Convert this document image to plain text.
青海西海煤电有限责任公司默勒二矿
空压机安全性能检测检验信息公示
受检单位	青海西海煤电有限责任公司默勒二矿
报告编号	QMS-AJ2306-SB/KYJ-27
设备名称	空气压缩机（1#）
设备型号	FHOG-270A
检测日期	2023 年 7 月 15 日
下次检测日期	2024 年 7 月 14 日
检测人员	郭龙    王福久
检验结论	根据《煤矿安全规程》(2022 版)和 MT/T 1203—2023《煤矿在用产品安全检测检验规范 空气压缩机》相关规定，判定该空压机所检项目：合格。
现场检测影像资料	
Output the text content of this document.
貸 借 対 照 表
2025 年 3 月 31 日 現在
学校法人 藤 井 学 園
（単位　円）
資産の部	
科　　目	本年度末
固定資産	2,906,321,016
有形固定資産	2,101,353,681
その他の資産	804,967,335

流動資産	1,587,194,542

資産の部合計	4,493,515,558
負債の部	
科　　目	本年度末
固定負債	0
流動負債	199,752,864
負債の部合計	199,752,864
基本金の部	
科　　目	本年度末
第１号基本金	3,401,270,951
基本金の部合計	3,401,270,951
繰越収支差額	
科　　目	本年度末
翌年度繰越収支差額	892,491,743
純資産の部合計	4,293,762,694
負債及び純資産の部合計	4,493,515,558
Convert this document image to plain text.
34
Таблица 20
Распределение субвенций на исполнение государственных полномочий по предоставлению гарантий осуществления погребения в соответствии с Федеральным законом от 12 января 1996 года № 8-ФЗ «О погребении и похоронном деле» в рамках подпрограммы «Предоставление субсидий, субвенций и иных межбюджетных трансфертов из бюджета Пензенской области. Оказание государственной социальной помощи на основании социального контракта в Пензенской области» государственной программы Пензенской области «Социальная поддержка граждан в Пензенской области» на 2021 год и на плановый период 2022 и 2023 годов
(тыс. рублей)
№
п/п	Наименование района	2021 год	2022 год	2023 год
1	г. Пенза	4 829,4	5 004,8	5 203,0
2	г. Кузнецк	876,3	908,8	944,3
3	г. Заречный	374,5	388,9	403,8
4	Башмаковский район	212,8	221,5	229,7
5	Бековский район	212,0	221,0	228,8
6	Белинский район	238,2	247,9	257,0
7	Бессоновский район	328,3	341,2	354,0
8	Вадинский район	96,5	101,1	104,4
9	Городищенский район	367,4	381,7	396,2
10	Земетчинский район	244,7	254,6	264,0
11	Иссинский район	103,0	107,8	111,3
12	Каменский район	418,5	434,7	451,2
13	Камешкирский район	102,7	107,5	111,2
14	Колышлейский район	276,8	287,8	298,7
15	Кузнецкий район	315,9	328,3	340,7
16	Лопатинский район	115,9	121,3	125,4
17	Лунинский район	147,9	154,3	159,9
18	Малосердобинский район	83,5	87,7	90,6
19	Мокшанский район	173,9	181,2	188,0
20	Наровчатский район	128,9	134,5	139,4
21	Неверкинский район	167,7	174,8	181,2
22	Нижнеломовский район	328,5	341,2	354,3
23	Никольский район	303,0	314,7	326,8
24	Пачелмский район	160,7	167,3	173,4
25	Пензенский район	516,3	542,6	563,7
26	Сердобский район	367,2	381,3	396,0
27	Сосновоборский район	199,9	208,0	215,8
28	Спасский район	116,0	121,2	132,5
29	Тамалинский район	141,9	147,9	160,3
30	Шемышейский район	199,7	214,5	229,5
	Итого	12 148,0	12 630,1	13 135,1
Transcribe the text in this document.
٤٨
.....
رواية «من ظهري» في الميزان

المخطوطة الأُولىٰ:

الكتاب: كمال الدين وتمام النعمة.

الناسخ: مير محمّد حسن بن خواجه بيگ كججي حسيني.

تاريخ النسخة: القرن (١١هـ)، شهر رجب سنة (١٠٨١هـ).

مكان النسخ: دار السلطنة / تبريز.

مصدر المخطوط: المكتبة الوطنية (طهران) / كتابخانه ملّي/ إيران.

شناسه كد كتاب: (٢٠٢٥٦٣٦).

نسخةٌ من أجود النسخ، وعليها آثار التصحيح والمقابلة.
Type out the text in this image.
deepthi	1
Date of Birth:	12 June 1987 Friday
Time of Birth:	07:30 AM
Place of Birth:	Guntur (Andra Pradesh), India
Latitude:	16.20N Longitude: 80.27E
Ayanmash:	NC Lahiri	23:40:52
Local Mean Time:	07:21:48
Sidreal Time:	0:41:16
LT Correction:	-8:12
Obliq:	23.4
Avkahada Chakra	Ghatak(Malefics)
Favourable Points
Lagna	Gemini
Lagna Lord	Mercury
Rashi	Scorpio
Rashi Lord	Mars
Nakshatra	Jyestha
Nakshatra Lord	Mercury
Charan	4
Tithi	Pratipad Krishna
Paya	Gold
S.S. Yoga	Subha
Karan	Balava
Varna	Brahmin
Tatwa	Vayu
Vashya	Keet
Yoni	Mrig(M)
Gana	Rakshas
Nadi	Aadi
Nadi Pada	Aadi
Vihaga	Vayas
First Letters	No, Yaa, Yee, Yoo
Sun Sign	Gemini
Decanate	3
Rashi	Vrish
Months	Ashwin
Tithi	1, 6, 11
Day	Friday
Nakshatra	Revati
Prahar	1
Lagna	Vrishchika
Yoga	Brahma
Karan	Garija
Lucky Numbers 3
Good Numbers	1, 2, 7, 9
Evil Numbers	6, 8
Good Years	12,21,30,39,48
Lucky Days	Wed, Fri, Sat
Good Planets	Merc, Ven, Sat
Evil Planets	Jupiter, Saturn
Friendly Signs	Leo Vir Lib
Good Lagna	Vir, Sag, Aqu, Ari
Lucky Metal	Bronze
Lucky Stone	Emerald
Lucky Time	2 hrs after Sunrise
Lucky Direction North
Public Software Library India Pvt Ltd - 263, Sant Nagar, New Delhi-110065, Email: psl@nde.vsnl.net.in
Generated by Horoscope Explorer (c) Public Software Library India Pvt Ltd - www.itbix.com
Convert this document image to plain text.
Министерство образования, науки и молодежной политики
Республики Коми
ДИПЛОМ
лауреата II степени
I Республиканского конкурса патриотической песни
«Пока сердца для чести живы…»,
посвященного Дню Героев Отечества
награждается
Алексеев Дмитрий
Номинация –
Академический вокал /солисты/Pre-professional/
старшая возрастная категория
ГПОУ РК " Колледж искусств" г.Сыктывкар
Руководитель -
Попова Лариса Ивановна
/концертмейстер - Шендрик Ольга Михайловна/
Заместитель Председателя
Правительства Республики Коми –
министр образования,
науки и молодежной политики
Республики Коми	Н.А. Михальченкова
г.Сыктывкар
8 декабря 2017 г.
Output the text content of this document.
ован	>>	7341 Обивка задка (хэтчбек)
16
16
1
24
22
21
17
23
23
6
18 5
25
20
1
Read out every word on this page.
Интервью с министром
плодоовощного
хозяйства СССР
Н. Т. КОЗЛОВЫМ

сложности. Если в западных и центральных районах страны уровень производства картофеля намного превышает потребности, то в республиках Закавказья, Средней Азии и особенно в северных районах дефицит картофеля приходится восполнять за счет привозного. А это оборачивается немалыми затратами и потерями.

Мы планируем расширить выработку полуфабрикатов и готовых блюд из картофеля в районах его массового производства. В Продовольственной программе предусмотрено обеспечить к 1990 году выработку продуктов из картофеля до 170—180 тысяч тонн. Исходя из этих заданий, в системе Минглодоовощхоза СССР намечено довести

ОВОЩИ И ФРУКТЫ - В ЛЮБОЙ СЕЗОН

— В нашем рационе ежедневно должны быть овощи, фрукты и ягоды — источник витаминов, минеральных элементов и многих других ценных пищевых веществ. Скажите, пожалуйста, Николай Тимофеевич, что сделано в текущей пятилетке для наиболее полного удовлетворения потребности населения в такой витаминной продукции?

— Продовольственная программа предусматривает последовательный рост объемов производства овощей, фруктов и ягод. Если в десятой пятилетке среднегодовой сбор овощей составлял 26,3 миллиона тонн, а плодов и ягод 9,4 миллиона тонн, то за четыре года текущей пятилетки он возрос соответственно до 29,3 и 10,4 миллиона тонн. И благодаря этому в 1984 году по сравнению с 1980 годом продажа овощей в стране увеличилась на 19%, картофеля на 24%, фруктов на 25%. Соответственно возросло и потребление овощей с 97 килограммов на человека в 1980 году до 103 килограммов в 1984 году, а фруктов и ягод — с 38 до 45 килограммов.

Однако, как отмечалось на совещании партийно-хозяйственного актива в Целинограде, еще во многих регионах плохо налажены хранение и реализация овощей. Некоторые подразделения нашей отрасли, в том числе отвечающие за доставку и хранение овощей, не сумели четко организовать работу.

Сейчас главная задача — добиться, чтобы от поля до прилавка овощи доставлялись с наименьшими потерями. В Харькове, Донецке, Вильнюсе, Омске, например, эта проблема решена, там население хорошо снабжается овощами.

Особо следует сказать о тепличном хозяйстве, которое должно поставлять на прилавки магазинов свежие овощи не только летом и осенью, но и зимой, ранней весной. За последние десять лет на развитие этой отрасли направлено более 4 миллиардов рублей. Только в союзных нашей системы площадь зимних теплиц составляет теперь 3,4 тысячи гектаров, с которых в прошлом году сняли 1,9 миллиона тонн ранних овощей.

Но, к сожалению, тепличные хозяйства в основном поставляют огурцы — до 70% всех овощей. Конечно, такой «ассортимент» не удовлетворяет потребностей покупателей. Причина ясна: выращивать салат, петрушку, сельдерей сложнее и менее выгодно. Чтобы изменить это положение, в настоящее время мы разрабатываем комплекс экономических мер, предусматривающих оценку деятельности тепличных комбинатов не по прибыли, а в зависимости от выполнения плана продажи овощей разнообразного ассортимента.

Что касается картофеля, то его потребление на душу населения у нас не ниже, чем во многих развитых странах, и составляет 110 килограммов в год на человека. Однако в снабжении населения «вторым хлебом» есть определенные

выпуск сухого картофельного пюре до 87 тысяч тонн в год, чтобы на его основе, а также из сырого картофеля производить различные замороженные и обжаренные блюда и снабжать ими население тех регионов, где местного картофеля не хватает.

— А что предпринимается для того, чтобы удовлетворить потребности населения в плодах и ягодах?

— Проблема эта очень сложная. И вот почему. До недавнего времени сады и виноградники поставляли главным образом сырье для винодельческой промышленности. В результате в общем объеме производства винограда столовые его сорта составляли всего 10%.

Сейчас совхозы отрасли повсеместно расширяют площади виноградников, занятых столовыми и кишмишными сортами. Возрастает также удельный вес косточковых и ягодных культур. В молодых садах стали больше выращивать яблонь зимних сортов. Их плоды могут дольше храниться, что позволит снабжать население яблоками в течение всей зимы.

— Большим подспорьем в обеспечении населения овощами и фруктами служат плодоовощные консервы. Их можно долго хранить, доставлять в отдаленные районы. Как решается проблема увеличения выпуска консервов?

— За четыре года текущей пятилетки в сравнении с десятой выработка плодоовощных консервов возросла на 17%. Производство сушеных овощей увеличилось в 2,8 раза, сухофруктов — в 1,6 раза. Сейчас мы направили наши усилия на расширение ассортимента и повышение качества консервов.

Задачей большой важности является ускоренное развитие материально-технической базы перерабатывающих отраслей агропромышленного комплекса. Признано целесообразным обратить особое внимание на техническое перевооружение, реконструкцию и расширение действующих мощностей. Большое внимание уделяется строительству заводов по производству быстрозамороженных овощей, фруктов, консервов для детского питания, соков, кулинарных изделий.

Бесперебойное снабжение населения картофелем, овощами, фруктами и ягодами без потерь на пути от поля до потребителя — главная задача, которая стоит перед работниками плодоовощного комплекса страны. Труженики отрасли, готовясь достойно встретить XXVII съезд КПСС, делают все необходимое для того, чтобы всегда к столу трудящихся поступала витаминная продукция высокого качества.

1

**EXERCISE**
List the lines that contain the word "образования".

**THE COMPLETED TASK**
Министерство образования, науки и молодежной политики
министр образования,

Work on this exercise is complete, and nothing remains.